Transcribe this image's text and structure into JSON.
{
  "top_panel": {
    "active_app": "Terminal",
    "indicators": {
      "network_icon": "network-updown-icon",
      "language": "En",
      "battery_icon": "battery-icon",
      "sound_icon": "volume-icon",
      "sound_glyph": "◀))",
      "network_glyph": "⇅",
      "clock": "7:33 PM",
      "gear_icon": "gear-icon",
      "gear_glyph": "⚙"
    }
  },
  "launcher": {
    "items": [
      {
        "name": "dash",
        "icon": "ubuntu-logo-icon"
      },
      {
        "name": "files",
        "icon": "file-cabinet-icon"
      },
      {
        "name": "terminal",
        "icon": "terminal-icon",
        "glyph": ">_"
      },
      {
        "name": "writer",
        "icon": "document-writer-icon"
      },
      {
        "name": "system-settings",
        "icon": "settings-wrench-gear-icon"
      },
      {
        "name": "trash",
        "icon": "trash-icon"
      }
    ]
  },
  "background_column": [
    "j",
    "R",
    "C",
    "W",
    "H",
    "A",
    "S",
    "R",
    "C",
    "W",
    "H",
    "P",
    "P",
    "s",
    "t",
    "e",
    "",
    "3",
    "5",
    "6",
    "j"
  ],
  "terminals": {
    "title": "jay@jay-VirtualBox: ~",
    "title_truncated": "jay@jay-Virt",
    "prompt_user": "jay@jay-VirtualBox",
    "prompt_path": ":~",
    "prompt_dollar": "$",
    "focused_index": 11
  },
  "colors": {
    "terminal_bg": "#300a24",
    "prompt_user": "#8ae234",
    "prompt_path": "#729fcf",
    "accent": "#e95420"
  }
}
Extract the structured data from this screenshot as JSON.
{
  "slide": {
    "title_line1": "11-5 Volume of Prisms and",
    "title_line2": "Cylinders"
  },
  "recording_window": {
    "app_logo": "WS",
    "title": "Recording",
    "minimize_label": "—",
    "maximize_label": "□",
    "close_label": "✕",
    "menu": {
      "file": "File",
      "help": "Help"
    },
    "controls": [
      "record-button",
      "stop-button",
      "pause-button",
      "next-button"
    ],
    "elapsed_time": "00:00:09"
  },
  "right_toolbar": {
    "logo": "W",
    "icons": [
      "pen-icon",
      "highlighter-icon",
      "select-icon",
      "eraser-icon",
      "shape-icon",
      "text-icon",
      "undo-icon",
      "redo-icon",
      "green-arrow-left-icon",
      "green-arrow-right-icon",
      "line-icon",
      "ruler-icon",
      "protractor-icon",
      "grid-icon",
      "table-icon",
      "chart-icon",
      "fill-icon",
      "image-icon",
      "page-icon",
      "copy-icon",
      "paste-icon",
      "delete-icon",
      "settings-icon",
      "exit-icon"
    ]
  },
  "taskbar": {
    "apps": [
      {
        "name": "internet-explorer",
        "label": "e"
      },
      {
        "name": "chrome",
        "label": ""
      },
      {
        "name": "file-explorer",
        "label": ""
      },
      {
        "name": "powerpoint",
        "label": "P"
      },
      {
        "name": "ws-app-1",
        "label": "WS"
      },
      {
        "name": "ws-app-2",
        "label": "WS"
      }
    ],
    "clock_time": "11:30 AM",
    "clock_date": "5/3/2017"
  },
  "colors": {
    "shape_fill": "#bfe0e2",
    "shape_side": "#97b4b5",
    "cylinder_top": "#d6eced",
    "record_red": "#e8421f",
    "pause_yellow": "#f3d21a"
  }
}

-- -- --

[Problem details]
Above are the records; retype them all without a single difference.

[Complete response]
Transcribe this image's text and structure into JSON.
{
  "top_panel": {
    "active_app": "Terminal",
    "indicators": {
      "network_icon": "network-updown-icon",
      "language": "En",
      "battery_icon": "battery-icon",
      "sound_icon": "volume-icon",
      "sound_glyph": "◀))",
      "network_glyph": "⇅",
      "clock": "7:33 PM",
      "gear_icon": "gear-icon",
      "gear_glyph": "⚙"
    }
  },
  "launcher": {
    "items": [
      {
        "name": "dash",
        "icon": "ubuntu-logo-icon"
      },
      {
        "name": "files",
        "icon": "file-cabinet-icon"
      },
      {
        "name": "terminal",
        "icon": "terminal-icon",
        "glyph": ">_"
      },
      {
        "name": "writer",
        "icon": "document-writer-icon"
      },
      {
        "name": "system-settings",
        "icon": "settings-wrench-gear-icon"
      },
      {
        "name": "trash",
        "icon": "trash-icon"
      }
    ]
  },
  "background_column": [
    "j",
    "R",
    "C",
    "W",
    "H",
    "A",
    "S",
    "R",
    "C",
    "W",
    "H",
    "P",
    "P",
    "s",
    "t",
    "e",
    "",
    "3",
    "5",
    "6",
    "j"
  ],
  "terminals": {
    "title": "jay@jay-VirtualBox: ~",
    "title_truncated": "jay@jay-Virt",
    "prompt_user": "jay@jay-VirtualBox",
    "prompt_path": ":~",
    "prompt_dollar": "$",
    "focused_index": 11
  },
  "colors": {
    "terminal_bg": "#300a24",
    "prompt_user": "#8ae234",
    "prompt_path": "#729fcf",
    "accent": "#e95420"
  }
}
Extract the structured data from this screenshot as JSON.
{
  "slide": {
    "title_line1": "11-5 Volume of Prisms and",
    "title_line2": "Cylinders"
  },
  "recording_window": {
    "app_logo": "WS",
    "title": "Recording",
    "minimize_label": "—",
    "maximize_label": "□",
    "close_label": "✕",
    "menu": {
      "file": "File",
      "help": "Help"
    },
    "controls": [
      "record-button",
      "stop-button",
      "pause-button",
      "next-button"
    ],
    "elapsed_time": "00:00:09"
  },
  "right_toolbar": {
    "logo": "W",
    "icons": [
      "pen-icon",
      "highlighter-icon",
      "select-icon",
      "eraser-icon",
      "shape-icon",
      "text-icon",
      "undo-icon",
      "redo-icon",
      "green-arrow-left-icon",
      "green-arrow-right-icon",
      "line-icon",
      "ruler-icon",
      "protractor-icon",
      "grid-icon",
      "table-icon",
      "chart-icon",
      "fill-icon",
      "image-icon",
      "page-icon",
      "copy-icon",
      "paste-icon",
      "delete-icon",
      "settings-icon",
      "exit-icon"
    ]
  },
  "taskbar": {
    "apps": [
      {
        "name": "internet-explorer",
        "label": "e"
      },
      {
        "name": "chrome",
        "label": ""
      },
      {
        "name": "file-explorer",
        "label": ""
      },
      {
        "name": "powerpoint",
        "label": "P"
      },
      {
        "name": "ws-app-1",
        "label": "WS"
      },
      {
        "name": "ws-app-2",
        "label": "WS"
      }
    ],
    "clock_time": "11:30 AM",
    "clock_date": "5/3/2017"
  },
  "colors": {
    "shape_fill": "#bfe0e2",
    "shape_side": "#97b4b5",
    "cylinder_top": "#d6eced",
    "record_red": "#e8421f",
    "pause_yellow": "#f3d21a"
  }
}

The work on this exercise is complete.